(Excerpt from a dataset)

════════════════════

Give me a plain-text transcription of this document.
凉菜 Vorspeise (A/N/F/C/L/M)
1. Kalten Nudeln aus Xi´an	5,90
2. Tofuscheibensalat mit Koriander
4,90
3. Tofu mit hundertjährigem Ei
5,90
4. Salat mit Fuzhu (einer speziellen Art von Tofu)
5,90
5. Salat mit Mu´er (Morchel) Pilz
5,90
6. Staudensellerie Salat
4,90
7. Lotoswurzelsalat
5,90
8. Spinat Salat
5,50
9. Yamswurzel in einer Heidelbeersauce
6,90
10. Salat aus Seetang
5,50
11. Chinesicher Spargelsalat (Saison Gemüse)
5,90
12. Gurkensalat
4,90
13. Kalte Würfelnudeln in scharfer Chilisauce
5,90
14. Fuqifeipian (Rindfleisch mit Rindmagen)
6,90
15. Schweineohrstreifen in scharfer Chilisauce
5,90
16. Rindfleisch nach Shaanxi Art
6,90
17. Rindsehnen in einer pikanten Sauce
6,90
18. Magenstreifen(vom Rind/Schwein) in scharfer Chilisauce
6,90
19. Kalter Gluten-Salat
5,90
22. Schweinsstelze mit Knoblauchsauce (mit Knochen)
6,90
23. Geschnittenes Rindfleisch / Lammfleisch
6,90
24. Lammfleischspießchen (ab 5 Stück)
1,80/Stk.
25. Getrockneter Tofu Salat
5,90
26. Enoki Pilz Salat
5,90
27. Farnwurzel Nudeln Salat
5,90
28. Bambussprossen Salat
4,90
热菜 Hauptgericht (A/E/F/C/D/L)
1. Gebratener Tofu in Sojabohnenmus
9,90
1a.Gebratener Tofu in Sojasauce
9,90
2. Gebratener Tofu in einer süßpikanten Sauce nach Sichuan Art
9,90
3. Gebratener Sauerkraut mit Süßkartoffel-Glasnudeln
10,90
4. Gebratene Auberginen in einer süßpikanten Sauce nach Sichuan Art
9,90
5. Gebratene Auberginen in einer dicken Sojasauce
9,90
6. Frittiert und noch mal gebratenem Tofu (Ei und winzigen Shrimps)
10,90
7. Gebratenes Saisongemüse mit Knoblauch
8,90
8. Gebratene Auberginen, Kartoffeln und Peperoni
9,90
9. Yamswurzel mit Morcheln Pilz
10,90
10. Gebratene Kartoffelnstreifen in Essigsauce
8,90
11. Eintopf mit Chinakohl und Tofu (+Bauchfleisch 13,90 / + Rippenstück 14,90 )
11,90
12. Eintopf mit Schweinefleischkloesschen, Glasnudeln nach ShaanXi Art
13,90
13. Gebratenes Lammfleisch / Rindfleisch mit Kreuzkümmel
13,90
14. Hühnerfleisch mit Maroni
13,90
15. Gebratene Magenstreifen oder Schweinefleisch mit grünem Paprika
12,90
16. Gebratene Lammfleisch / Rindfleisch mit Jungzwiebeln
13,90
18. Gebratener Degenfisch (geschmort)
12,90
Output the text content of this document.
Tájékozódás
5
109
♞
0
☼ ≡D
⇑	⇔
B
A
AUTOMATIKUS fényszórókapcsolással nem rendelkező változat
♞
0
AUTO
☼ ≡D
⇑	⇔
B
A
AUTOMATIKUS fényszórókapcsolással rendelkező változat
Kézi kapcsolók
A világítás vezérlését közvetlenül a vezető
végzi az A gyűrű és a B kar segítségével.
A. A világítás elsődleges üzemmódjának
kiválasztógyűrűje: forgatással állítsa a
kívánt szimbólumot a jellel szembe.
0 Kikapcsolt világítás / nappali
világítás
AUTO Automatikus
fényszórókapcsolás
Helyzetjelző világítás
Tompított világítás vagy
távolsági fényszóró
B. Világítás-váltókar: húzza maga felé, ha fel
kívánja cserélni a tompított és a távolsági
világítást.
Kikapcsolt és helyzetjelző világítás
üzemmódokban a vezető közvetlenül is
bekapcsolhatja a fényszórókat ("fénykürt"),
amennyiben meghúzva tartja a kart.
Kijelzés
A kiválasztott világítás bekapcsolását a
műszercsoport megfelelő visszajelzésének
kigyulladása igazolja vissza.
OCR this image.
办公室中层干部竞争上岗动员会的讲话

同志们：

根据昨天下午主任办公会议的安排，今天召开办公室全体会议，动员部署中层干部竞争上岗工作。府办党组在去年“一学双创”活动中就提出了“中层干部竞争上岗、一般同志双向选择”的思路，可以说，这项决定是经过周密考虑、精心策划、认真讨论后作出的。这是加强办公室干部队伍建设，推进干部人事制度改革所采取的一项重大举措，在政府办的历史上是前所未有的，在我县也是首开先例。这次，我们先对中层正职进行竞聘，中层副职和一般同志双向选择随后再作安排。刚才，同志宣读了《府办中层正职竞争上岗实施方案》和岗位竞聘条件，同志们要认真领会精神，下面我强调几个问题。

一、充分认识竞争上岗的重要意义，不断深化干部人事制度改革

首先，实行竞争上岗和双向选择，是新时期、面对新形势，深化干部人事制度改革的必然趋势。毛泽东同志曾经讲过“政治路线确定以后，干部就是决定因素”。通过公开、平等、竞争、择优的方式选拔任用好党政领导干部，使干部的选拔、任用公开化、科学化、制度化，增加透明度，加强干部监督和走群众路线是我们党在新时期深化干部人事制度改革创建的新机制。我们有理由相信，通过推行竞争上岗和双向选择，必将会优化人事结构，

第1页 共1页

════════════════════

### WRITTEN PROBLEM:
Would you copy out each line exactly as written?

### EXERCISE ANSWER:
Give me a plain-text transcription of this document.
凉菜 Vorspeise (A/N/F/C/L/M)
1. Kalten Nudeln aus Xi´an	5,90
2. Tofuscheibensalat mit Koriander
4,90
3. Tofu mit hundertjährigem Ei
5,90
4. Salat mit Fuzhu (einer speziellen Art von Tofu)
5,90
5. Salat mit Mu´er (Morchel) Pilz
5,90
6. Staudensellerie Salat
4,90
7. Lotoswurzelsalat
5,90
8. Spinat Salat
5,50
9. Yamswurzel in einer Heidelbeersauce
6,90
10. Salat aus Seetang
5,50
11. Chinesicher Spargelsalat (Saison Gemüse)
5,90
12. Gurkensalat
4,90
13. Kalte Würfelnudeln in scharfer Chilisauce
5,90
14. Fuqifeipian (Rindfleisch mit Rindmagen)
6,90
15. Schweineohrstreifen in scharfer Chilisauce
5,90
16. Rindfleisch nach Shaanxi Art
6,90
17. Rindsehnen in einer pikanten Sauce
6,90
18. Magenstreifen(vom Rind/Schwein) in scharfer Chilisauce
6,90
19. Kalter Gluten-Salat
5,90
22. Schweinsstelze mit Knoblauchsauce (mit Knochen)
6,90
23. Geschnittenes Rindfleisch / Lammfleisch
6,90
24. Lammfleischspießchen (ab 5 Stück)
1,80/Stk.
25. Getrockneter Tofu Salat
5,90
26. Enoki Pilz Salat
5,90
27. Farnwurzel Nudeln Salat
5,90
28. Bambussprossen Salat
4,90
热菜 Hauptgericht (A/E/F/C/D/L)
1. Gebratener Tofu in Sojabohnenmus
9,90
1a.Gebratener Tofu in Sojasauce
9,90
2. Gebratener Tofu in einer süßpikanten Sauce nach Sichuan Art
9,90
3. Gebratener Sauerkraut mit Süßkartoffel-Glasnudeln
10,90
4. Gebratene Auberginen in einer süßpikanten Sauce nach Sichuan Art
9,90
5. Gebratene Auberginen in einer dicken Sojasauce
9,90
6. Frittiert und noch mal gebratenem Tofu (Ei und winzigen Shrimps)
10,90
7. Gebratenes Saisongemüse mit Knoblauch
8,90
8. Gebratene Auberginen, Kartoffeln und Peperoni
9,90
9. Yamswurzel mit Morcheln Pilz
10,90
10. Gebratene Kartoffelnstreifen in Essigsauce
8,90
11. Eintopf mit Chinakohl und Tofu (+Bauchfleisch 13,90 / + Rippenstück 14,90 )
11,90
12. Eintopf mit Schweinefleischkloesschen, Glasnudeln nach ShaanXi Art
13,90
13. Gebratenes Lammfleisch / Rindfleisch mit Kreuzkümmel
13,90
14. Hühnerfleisch mit Maroni
13,90
15. Gebratene Magenstreifen oder Schweinefleisch mit grünem Paprika
12,90
16. Gebratene Lammfleisch / Rindfleisch mit Jungzwiebeln
13,90
18. Gebratener Degenfisch (geschmort)
12,90
Output the text content of this document.
Tájékozódás
5
109
♞
0
☼ ≡D
⇑	⇔
B
A
AUTOMATIKUS fényszórókapcsolással nem rendelkező változat
♞
0
AUTO
☼ ≡D
⇑	⇔
B
A
AUTOMATIKUS fényszórókapcsolással rendelkező változat
Kézi kapcsolók
A világítás vezérlését közvetlenül a vezető
végzi az A gyűrű és a B kar segítségével.
A. A világítás elsődleges üzemmódjának
kiválasztógyűrűje: forgatással állítsa a
kívánt szimbólumot a jellel szembe.
0 Kikapcsolt világítás / nappali
világítás
AUTO Automatikus
fényszórókapcsolás
Helyzetjelző világítás
Tompított világítás vagy
távolsági fényszóró
B. Világítás-váltókar: húzza maga felé, ha fel
kívánja cserélni a tompított és a távolsági
világítást.
Kikapcsolt és helyzetjelző világítás
üzemmódokban a vezető közvetlenül is
bekapcsolhatja a fényszórókat ("fénykürt"),
amennyiben meghúzva tartja a kart.
Kijelzés
A kiválasztott világítás bekapcsolását a
műszercsoport megfelelő visszajelzésének
kigyulladása igazolja vissza.
OCR this image.
办公室中层干部竞争上岗动员会的讲话

同志们：

根据昨天下午主任办公会议的安排，今天召开办公室全体会议，动员部署中层干部竞争上岗工作。府办党组在去年“一学双创”活动中就提出了“中层干部竞争上岗、一般同志双向选择”的思路，可以说，这项决定是经过周密考虑、精心策划、认真讨论后作出的。这是加强办公室干部队伍建设，推进干部人事制度改革所采取的一项重大举措，在政府办的历史上是前所未有的，在我县也是首开先例。这次，我们先对中层正职进行竞聘，中层副职和一般同志双向选择随后再作安排。刚才，同志宣读了《府办中层正职竞争上岗实施方案》和岗位竞聘条件，同志们要认真领会精神，下面我强调几个问题。

一、充分认识竞争上岗的重要意义，不断深化干部人事制度改革

首先，实行竞争上岗和双向选择，是新时期、面对新形势，深化干部人事制度改革的必然趋势。毛泽东同志曾经讲过“政治路线确定以后，干部就是决定因素”。通过公开、平等、竞争、择优的方式选拔任用好党政领导干部，使干部的选拔、任用公开化、科学化、制度化，增加透明度，加强干部监督和走群众路线是我们党在新时期深化干部人事制度改革创建的新机制。我们有理由相信，通过推行竞争上岗和双向选择，必将会优化人事结构，

第1页 共1页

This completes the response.